**PROBLEM STATEMENT:**
Isolate every line in the data with the string "this" and copy it.

**EXTRACTED MATERIAL:**
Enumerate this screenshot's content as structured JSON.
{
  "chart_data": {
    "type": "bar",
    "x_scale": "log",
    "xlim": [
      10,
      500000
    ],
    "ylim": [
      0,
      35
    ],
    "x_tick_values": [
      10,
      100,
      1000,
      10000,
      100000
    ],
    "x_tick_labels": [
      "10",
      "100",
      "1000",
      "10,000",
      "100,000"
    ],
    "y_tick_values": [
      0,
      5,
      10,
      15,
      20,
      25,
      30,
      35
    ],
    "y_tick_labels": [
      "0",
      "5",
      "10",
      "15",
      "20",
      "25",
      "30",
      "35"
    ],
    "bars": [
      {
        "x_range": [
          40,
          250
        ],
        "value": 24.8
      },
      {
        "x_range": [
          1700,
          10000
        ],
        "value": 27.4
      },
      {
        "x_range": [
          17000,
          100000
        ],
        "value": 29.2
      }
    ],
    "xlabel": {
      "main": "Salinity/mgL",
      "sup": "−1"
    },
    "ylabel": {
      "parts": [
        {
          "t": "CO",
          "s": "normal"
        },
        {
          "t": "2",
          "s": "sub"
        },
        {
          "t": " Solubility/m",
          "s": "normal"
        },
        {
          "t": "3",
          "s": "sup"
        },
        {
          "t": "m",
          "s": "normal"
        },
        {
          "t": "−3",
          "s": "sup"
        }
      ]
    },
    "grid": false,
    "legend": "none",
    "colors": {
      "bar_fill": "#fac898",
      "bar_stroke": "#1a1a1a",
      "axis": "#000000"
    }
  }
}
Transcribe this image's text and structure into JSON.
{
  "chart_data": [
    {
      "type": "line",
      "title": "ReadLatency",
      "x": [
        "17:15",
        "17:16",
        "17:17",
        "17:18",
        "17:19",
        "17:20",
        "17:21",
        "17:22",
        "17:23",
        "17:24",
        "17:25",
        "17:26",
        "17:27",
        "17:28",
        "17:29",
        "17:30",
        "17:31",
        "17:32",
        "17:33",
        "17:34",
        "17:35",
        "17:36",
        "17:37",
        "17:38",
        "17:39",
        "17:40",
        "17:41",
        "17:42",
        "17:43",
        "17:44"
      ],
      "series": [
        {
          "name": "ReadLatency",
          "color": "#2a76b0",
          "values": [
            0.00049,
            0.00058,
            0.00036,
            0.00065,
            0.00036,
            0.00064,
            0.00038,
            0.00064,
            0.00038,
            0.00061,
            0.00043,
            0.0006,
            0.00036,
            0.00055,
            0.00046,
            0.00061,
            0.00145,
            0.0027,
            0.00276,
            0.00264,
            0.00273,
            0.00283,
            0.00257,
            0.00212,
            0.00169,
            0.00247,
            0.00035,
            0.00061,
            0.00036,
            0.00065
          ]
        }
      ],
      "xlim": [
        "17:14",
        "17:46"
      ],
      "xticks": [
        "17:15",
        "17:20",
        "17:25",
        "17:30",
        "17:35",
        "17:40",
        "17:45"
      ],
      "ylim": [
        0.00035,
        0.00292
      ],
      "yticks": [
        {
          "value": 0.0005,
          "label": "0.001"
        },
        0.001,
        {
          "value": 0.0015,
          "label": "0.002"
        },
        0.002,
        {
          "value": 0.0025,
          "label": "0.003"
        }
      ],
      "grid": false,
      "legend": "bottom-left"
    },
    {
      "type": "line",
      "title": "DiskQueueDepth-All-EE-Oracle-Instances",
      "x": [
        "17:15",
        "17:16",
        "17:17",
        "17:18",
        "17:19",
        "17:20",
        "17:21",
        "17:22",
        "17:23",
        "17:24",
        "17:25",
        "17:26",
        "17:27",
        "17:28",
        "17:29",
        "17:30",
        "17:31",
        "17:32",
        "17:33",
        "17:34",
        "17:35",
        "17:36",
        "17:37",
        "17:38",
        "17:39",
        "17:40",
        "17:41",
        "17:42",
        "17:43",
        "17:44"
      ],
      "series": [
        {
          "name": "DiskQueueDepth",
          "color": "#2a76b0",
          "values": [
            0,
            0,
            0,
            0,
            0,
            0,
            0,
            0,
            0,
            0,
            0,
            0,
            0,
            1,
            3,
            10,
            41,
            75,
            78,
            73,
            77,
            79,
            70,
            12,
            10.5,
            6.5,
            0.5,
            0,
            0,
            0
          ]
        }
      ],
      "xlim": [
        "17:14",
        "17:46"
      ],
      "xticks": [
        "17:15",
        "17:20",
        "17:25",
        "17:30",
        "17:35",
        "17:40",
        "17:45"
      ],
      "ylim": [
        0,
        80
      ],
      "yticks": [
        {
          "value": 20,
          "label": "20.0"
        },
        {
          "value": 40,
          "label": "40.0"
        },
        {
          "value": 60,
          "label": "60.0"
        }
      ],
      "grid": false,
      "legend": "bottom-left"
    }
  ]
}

**COMPLETE RESPONSE:**
Enumerate this screenshot's content as structured JSON.
Transcribe this image's text and structure into JSON.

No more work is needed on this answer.